▸ Short task
Omit the pictures and return every entry exactly as written.
— begin —
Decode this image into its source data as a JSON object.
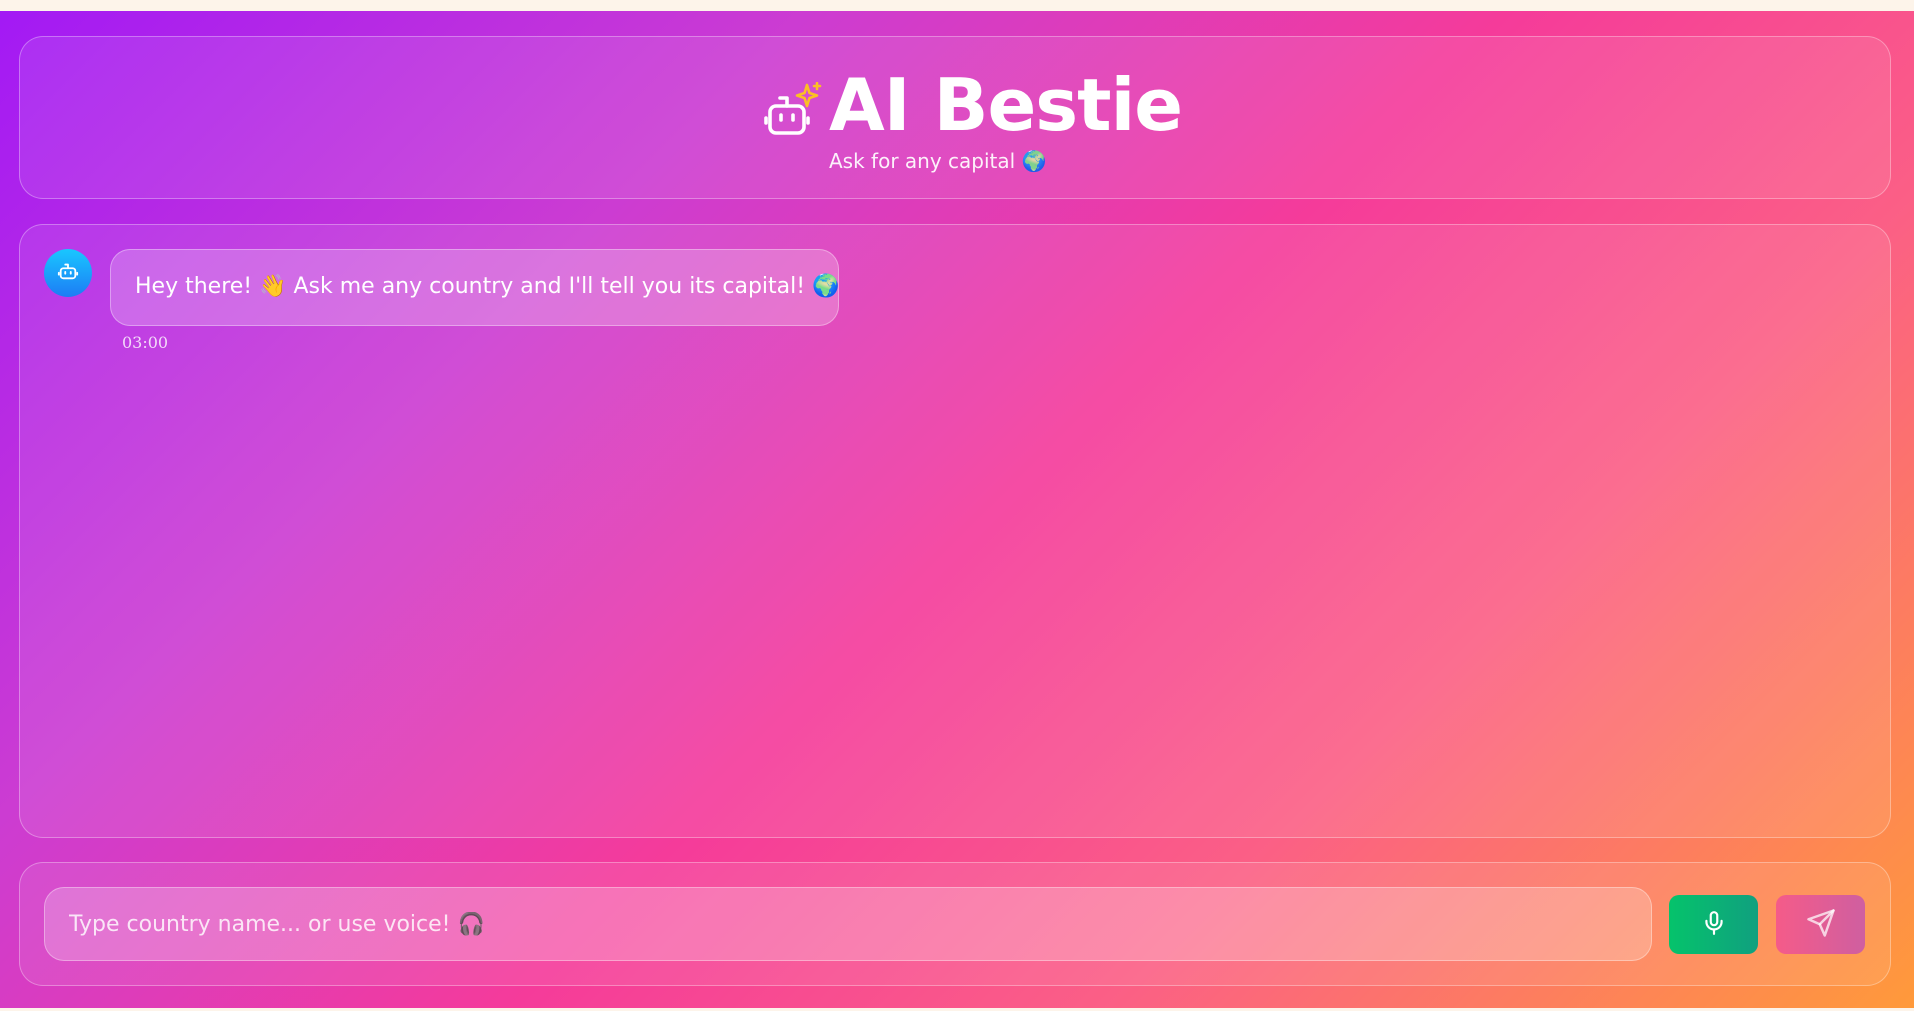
{
  "header": {
    "title": "AI Bestie",
    "subtitle": "Ask for any capital 🌍"
  },
  "icons": {
    "header_icon": "robot-sparkle-icon",
    "avatar_icon": "robot-icon",
    "mic_icon": "microphone-icon",
    "send_icon": "send-icon"
  },
  "messages": [
    {
      "sender": "bot",
      "text": "Hey there! 👋 Ask me any country and I'll tell you its capital! 🌍",
      "time": "03:00"
    }
  ],
  "input": {
    "value": "",
    "placeholder": "Type country name... or use voice! 🎧"
  },
  "colors": {
    "gradient_start": "#a219f5",
    "gradient_mid": "#f53b9a",
    "gradient_end": "#ff9a3a",
    "mic_button": "#05c36b",
    "send_button": "#f55b89",
    "avatar": "#19c7ff",
    "sparkle": "#fbbf24"
  }
}
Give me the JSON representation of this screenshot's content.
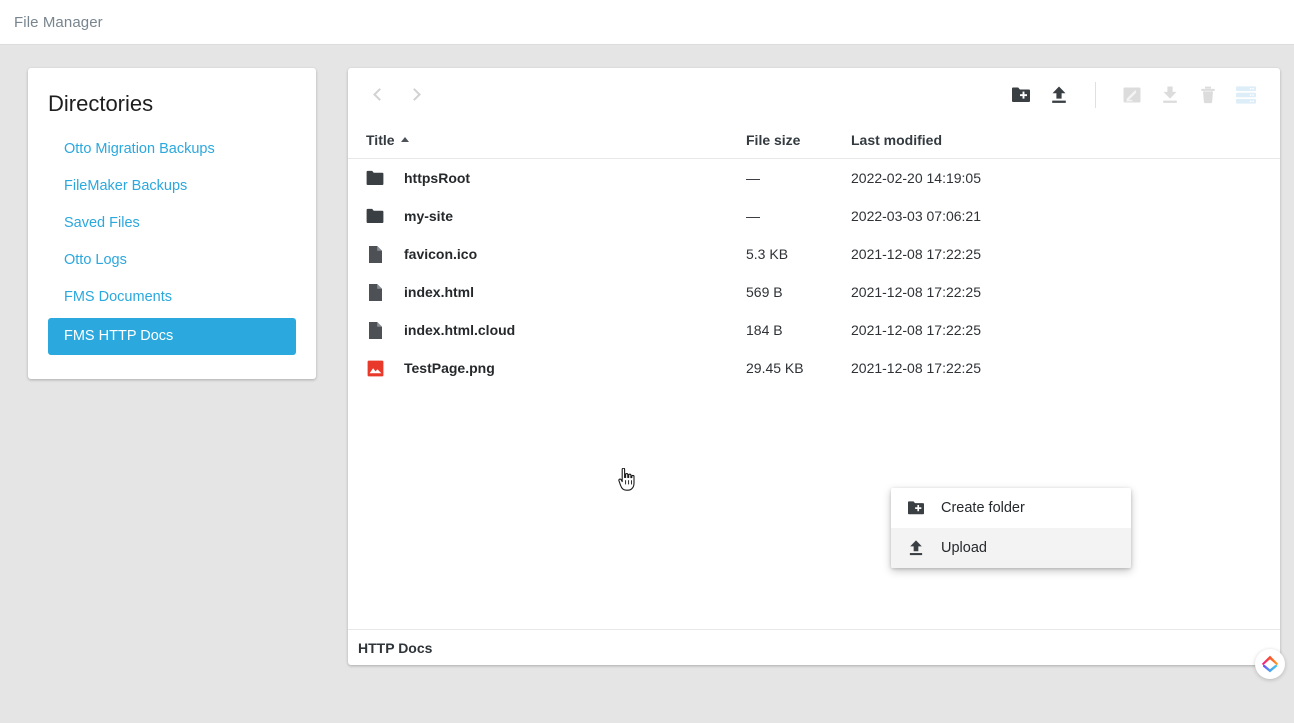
{
  "appbar": {
    "title": "File Manager"
  },
  "sidebar": {
    "title": "Directories",
    "items": [
      {
        "label": "Otto Migration Backups",
        "active": false
      },
      {
        "label": "FileMaker Backups",
        "active": false
      },
      {
        "label": "Saved Files",
        "active": false
      },
      {
        "label": "Otto Logs",
        "active": false
      },
      {
        "label": "FMS Documents",
        "active": false
      },
      {
        "label": "FMS HTTP Docs",
        "active": true
      }
    ],
    "active_color": "#2ba8dd",
    "link_color": "#2ba8dd"
  },
  "toolbar": {
    "back_icon": "chevron-left-icon",
    "forward_icon": "chevron-right-icon",
    "buttons": [
      {
        "name": "create-folder-button",
        "icon": "folder-plus-icon",
        "enabled": true
      },
      {
        "name": "upload-button",
        "icon": "upload-icon",
        "enabled": true
      },
      {
        "name": "rename-button",
        "icon": "rename-pencil-icon",
        "enabled": false
      },
      {
        "name": "download-button",
        "icon": "download-icon",
        "enabled": false
      },
      {
        "name": "delete-button",
        "icon": "trash-icon",
        "enabled": false
      },
      {
        "name": "storage-button",
        "icon": "server-stack-icon",
        "enabled": true
      }
    ]
  },
  "table": {
    "columns": [
      {
        "key": "title",
        "label": "Title",
        "sorted": true,
        "sort_dir": "asc"
      },
      {
        "key": "size",
        "label": "File size"
      },
      {
        "key": "modified",
        "label": "Last modified"
      }
    ],
    "rows": [
      {
        "icon": "folder-icon",
        "title": "httpsRoot",
        "size": "—",
        "modified": "2022-02-20 14:19:05"
      },
      {
        "icon": "folder-icon",
        "title": "my-site",
        "size": "—",
        "modified": "2022-03-03 07:06:21"
      },
      {
        "icon": "file-icon",
        "title": "favicon.ico",
        "size": "5.3 KB",
        "modified": "2021-12-08 17:22:25"
      },
      {
        "icon": "file-icon",
        "title": "index.html",
        "size": "569 B",
        "modified": "2021-12-08 17:22:25"
      },
      {
        "icon": "file-icon",
        "title": "index.html.cloud",
        "size": "184 B",
        "modified": "2021-12-08 17:22:25"
      },
      {
        "icon": "image-icon",
        "title": "TestPage.png",
        "size": "29.45 KB",
        "modified": "2021-12-08 17:22:25"
      }
    ]
  },
  "footer": {
    "path_label": "HTTP Docs"
  },
  "context_menu": {
    "items": [
      {
        "label": "Create folder",
        "icon": "folder-plus-icon",
        "hovered": false
      },
      {
        "label": "Upload",
        "icon": "upload-icon",
        "hovered": true
      }
    ]
  },
  "brand": {
    "name": "app-logo-badge"
  },
  "colors": {
    "page_bg": "#e5e5e5",
    "panel_bg": "#ffffff",
    "accent": "#2ba8dd",
    "image_icon": "#e8392b",
    "file_icon": "#4d5156",
    "folder_icon": "#3a3f44",
    "disabled": "#d6d6d6"
  }
}
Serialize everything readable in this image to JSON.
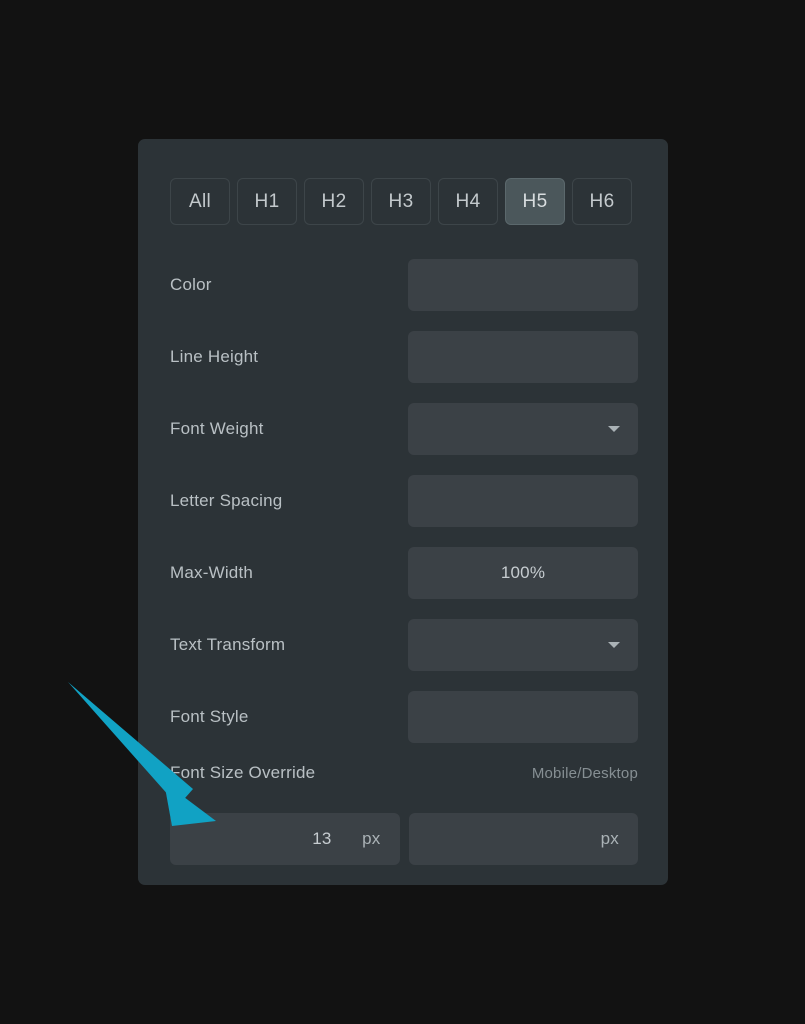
— end —
▸ Reply
Decode this image into its source data as a JSON object.
{
  "header": {
    "title": "AI Bestie",
    "subtitle": "Ask for any capital 🌍"
  },
  "icons": {
    "header_icon": "robot-sparkle-icon",
    "avatar_icon": "robot-icon",
    "mic_icon": "microphone-icon",
    "send_icon": "send-icon"
  },
  "messages": [
    {
      "sender": "bot",
      "text": "Hey there! 👋 Ask me any country and I'll tell you its capital! 🌍",
      "time": "03:00"
    }
  ],
  "input": {
    "value": "",
    "placeholder": "Type country name... or use voice! 🎧"
  },
  "colors": {
    "gradient_start": "#a219f5",
    "gradient_mid": "#f53b9a",
    "gradient_end": "#ff9a3a",
    "mic_button": "#05c36b",
    "send_button": "#f55b89",
    "avatar": "#19c7ff",
    "sparkle": "#fbbf24"
  }
}
Give me the JSON representation of this screenshot's content.
{
  "appbar": {
    "title": "File Manager"
  },
  "sidebar": {
    "title": "Directories",
    "items": [
      {
        "label": "Otto Migration Backups",
        "active": false
      },
      {
        "label": "FileMaker Backups",
        "active": false
      },
      {
        "label": "Saved Files",
        "active": false
      },
      {
        "label": "Otto Logs",
        "active": false
      },
      {
        "label": "FMS Documents",
        "active": false
      },
      {
        "label": "FMS HTTP Docs",
        "active": true
      }
    ],
    "active_color": "#2ba8dd",
    "link_color": "#2ba8dd"
  },
  "toolbar": {
    "back_icon": "chevron-left-icon",
    "forward_icon": "chevron-right-icon",
    "buttons": [
      {
        "name": "create-folder-button",
        "icon": "folder-plus-icon",
        "enabled": true
      },
      {
        "name": "upload-button",
        "icon": "upload-icon",
        "enabled": true
      },
      {
        "name": "rename-button",
        "icon": "rename-pencil-icon",
        "enabled": false
      },
      {
        "name": "download-button",
        "icon": "download-icon",
        "enabled": false
      },
      {
        "name": "delete-button",
        "icon": "trash-icon",
        "enabled": false
      },
      {
        "name": "storage-button",
        "icon": "server-stack-icon",
        "enabled": true
      }
    ]
  },
  "table": {
    "columns": [
      {
        "key": "title",
        "label": "Title",
        "sorted": true,
        "sort_dir": "asc"
      },
      {
        "key": "size",
        "label": "File size"
      },
      {
        "key": "modified",
        "label": "Last modified"
      }
    ],
    "rows": [
      {
        "icon": "folder-icon",
        "title": "httpsRoot",
        "size": "—",
        "modified": "2022-02-20 14:19:05"
      },
      {
        "icon": "folder-icon",
        "title": "my-site",
        "size": "—",
        "modified": "2022-03-03 07:06:21"
      },
      {
        "icon": "file-icon",
        "title": "favicon.ico",
        "size": "5.3 KB",
        "modified": "2021-12-08 17:22:25"
      },
      {
        "icon": "file-icon",
        "title": "index.html",
        "size": "569 B",
        "modified": "2021-12-08 17:22:25"
      },
      {
        "icon": "file-icon",
        "title": "index.html.cloud",
        "size": "184 B",
        "modified": "2021-12-08 17:22:25"
      },
      {
        "icon": "image-icon",
        "title": "TestPage.png",
        "size": "29.45 KB",
        "modified": "2021-12-08 17:22:25"
      }
    ]
  },
  "footer": {
    "path_label": "HTTP Docs"
  },
  "context_menu": {
    "items": [
      {
        "label": "Create folder",
        "icon": "folder-plus-icon",
        "hovered": false
      },
      {
        "label": "Upload",
        "icon": "upload-icon",
        "hovered": true
      }
    ]
  },
  "brand": {
    "name": "app-logo-badge"
  },
  "colors": {
    "page_bg": "#e5e5e5",
    "panel_bg": "#ffffff",
    "accent": "#2ba8dd",
    "image_icon": "#e8392b",
    "file_icon": "#4d5156",
    "folder_icon": "#3a3f44",
    "disabled": "#d6d6d6"
  }
}
Serialize everything readable in this image to JSON.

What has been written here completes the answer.